==== TEXTE FOURNI

De l'élite aux marges de la société

“Frans Hals dépeint ces gens des couches les plus basses de la société de manière très respectueuse, comme s'il s'agissait de portraits.”

Les commanditaires pour lesquels Hals réalise ses portraits appartiennent à la classe dominante de la société. Nantis, marchands aisés, politiciens et brasseurs de bière (qui étaient très importants à l'époque), tous font partie de l'élite fortunée de Haarlem.

Le reste de ses peintures, qui ne sont pas des commandes, sont des scènes de genre. Comme en opposition, elles montrent la vie quotidienne, des personnes dans la rue, mais surtout des gens appartenant aux couches les plus basses de la société : mendiants, musiciens de rue, acteurs, prostituées, ainsi que de personnes avec des handicaps, notamment des déficiences mentales.

La manière dont il représente ces exclus sociaux est également très particulière, car à l'époque, d'autres peintres utilisaient ces scènes de genre pour se moquer des personnes représentées, ou de manière très moralisatrice - faites attention, ou vous ressemblerez à “ça”. 

Frans Hals, lui, choisit de les dépeindre de manière très respectueuse. Les compositions qu'il utilise sont les mêmes que pour les portraits, ce qui, à l’époque, est unique et original dans les scènes de genre. Une manière personnelle de rétablir un semblant d’équilibre ?

 

image d'une partie de l'exposition
Ausstellungsansicht, Gemäldegalerie, 2024 © Staatliche Museen zu Berlin / David von Becker

 

Une approche comparative pour cette exposition pionnière 

Réalisée en partenariat avec la National Gallery de Londres et le Rijksmuseum d'Amsterdam, cette exposition est la première en Allemagne à offrir une rétrospective complète du travail de Frans Hals. 

"Nous voulions montrer ce qui rend Frans Hals si spécial en contrastant ses œuvres avec celles de ses contemporains et concurrents, comme Johannes Verspronck."

L'exposition présente près de 50 œuvres de Frans Hals ainsi que 25 œuvres d'autres artistes contemporains. Cette approche comparative permet de mieux comprendre ce qui rend Hals unique. Les visiteurs peuvent ainsi voir côte à côte des portraits réalisés par Hals et ses concurrents, pour apprécier les choix stylistiques distincts. 

Par exemple, l'exposition juxtapose un portrait par Hals avec un portrait du même modèle réalisé par Verspronck. Tandis que le portrait de Hals présente une vivacité et une texture riches, celui de Verspronck est plus lisse et formel. 

De même avec un portrait de Jasper Schade. Vu par Frans Hals, il semble très arrogant, mais c'est une peinture très vivante, on a l'impression que la peinture respire. Dans l'autre portrait, réalisé par Cornelis Jonson van Ceulen, la même personne semble fade, limite ennuyeuse, avec un rendu très lisse. 

Cette comparaison directe permet aux visiteurs de comprendre l'audace et l'innovation de Hals dans son approche du portrait.

 

Un mentor ouvert d’esprit

L'exposition se distingue également par son accent sur l'enseignement de Hals. Contrairement à Rembrandt, qui imposait son style à ses élèves (ce qui est pratique quand il s’agit de leur faire terminer les détails les moins enthousiasmants d’un tableau), Hals permettait à ses apprentis de développer leur propre voie artistique.

========
==== INFORMATIONS FOURNIES

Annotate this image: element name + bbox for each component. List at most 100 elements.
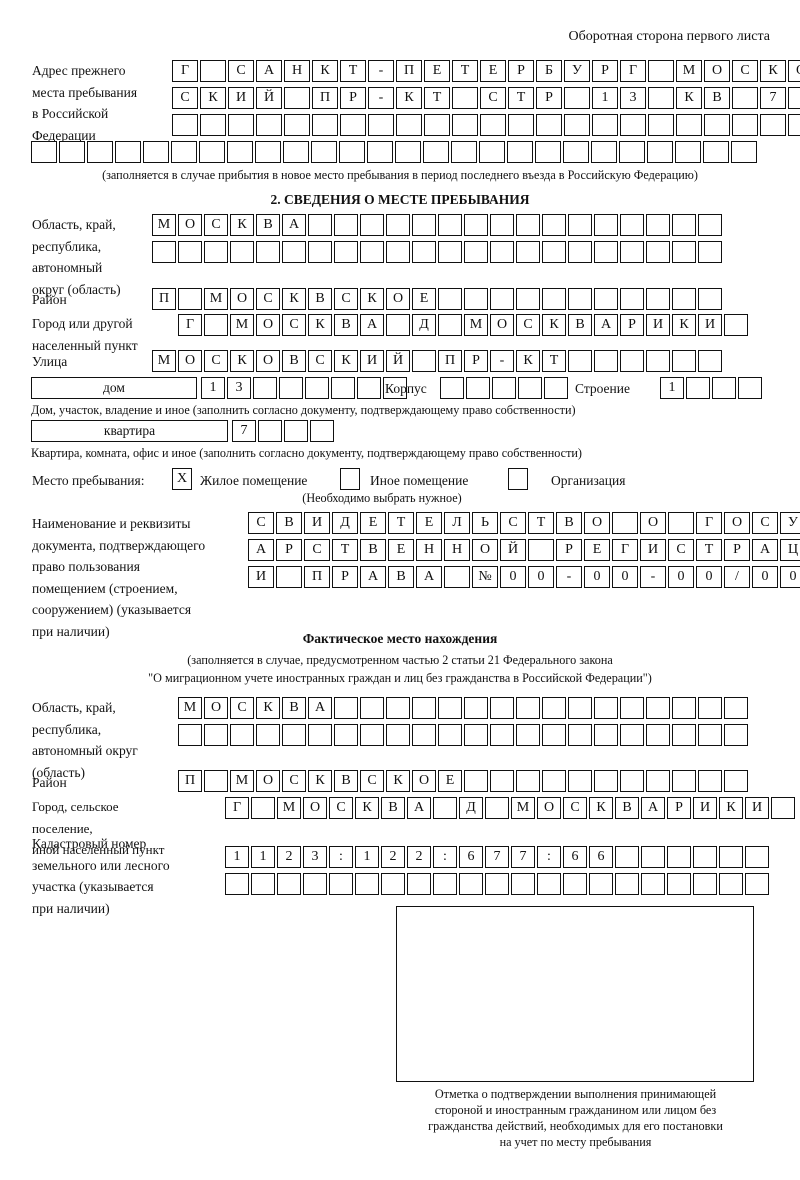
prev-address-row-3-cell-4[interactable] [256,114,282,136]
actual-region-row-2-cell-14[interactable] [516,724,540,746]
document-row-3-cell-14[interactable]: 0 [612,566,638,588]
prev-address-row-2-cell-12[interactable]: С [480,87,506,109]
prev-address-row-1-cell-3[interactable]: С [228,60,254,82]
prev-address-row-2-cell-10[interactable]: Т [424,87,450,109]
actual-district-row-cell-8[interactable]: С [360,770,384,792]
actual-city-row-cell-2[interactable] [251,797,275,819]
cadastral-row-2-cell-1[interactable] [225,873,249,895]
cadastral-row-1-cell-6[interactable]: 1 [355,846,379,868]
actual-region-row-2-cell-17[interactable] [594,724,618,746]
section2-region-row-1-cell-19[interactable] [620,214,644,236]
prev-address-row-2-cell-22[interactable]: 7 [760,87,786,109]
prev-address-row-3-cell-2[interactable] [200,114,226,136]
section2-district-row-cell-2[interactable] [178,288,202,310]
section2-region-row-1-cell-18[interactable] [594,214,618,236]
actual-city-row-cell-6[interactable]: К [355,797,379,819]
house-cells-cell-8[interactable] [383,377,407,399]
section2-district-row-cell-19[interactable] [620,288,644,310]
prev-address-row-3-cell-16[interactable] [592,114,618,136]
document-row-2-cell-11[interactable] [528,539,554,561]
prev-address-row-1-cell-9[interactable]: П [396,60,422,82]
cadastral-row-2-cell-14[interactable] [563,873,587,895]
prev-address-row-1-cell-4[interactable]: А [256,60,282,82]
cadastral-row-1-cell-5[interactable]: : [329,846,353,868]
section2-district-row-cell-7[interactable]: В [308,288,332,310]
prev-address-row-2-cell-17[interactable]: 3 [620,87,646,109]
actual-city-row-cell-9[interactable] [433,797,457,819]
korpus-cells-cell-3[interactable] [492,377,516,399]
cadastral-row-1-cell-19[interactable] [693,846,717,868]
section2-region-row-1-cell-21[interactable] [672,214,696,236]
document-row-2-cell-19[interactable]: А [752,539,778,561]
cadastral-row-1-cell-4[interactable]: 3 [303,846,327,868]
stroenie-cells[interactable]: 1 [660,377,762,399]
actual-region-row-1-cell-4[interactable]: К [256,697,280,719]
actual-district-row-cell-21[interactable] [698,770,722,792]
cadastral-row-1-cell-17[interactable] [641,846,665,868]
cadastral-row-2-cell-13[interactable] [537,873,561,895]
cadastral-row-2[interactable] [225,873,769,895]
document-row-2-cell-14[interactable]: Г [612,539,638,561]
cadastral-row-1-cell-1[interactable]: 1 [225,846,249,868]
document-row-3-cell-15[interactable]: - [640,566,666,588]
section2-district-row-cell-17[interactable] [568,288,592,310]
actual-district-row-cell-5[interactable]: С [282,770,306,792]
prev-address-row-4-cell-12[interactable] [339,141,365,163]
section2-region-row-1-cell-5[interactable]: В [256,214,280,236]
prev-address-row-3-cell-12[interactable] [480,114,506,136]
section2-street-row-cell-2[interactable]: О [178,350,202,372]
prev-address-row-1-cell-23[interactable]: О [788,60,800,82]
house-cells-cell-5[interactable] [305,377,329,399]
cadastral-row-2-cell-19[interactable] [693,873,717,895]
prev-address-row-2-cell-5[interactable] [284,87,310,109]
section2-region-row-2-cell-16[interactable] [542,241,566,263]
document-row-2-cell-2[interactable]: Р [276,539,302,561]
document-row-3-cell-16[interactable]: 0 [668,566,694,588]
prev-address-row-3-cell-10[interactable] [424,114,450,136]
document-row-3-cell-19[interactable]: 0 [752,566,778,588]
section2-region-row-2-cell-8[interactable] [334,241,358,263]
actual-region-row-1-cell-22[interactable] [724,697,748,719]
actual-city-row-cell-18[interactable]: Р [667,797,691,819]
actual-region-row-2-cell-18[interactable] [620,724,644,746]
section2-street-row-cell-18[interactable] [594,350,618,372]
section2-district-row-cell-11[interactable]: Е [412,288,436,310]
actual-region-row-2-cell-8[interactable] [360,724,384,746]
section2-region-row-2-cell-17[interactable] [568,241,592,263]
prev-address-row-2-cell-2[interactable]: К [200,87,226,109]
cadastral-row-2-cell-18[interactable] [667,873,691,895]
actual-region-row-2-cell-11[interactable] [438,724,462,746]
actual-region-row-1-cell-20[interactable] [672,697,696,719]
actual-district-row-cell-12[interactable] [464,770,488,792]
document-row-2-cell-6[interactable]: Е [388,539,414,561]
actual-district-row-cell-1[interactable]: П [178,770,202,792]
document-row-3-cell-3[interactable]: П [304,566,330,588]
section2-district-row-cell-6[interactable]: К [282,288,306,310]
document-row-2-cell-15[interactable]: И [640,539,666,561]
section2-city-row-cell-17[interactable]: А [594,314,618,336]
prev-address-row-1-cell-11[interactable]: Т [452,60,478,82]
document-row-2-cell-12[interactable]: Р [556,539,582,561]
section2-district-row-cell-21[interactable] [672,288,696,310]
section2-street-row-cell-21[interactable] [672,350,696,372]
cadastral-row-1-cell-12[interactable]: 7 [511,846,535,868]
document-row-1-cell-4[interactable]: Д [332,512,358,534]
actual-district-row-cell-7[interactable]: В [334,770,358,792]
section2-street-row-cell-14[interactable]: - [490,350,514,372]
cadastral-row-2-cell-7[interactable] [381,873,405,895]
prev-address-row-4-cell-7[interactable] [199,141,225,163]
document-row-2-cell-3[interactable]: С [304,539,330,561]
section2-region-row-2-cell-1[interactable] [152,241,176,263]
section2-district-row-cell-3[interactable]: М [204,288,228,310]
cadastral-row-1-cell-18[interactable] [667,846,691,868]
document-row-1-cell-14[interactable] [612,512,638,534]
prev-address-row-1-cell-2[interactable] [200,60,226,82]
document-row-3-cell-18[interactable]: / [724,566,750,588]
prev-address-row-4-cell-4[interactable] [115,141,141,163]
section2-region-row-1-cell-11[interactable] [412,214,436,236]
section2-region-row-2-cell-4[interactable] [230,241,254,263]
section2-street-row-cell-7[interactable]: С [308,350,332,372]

========

TRAVAIL À RÉALISER:
A. D'après le texte sur Frans Hals, combien d'œuvres d'autres artistes contemporains l'exposition présente-t-elle ?
B. Dressez la liste complète des catégories de commanditaires de Hals que cite le texte sur Frans Hals.
C. Traduisez en anglais, s'il vous plaît, cette phrase du texte sur Frans Hals : « Cette comparaison directe permet aux visiteurs de comprendre l'audace et l'innovation de Hals dans son approche du portrait. »

RÉPONSES FOURNIES:
A. 25 œuvres.

B.
- nantis
- marchands aisés
- politiciens
- brasseurs de bière

C. This direct comparison allows visitors to understand Hals's boldness and innovation in his approach to portraiture.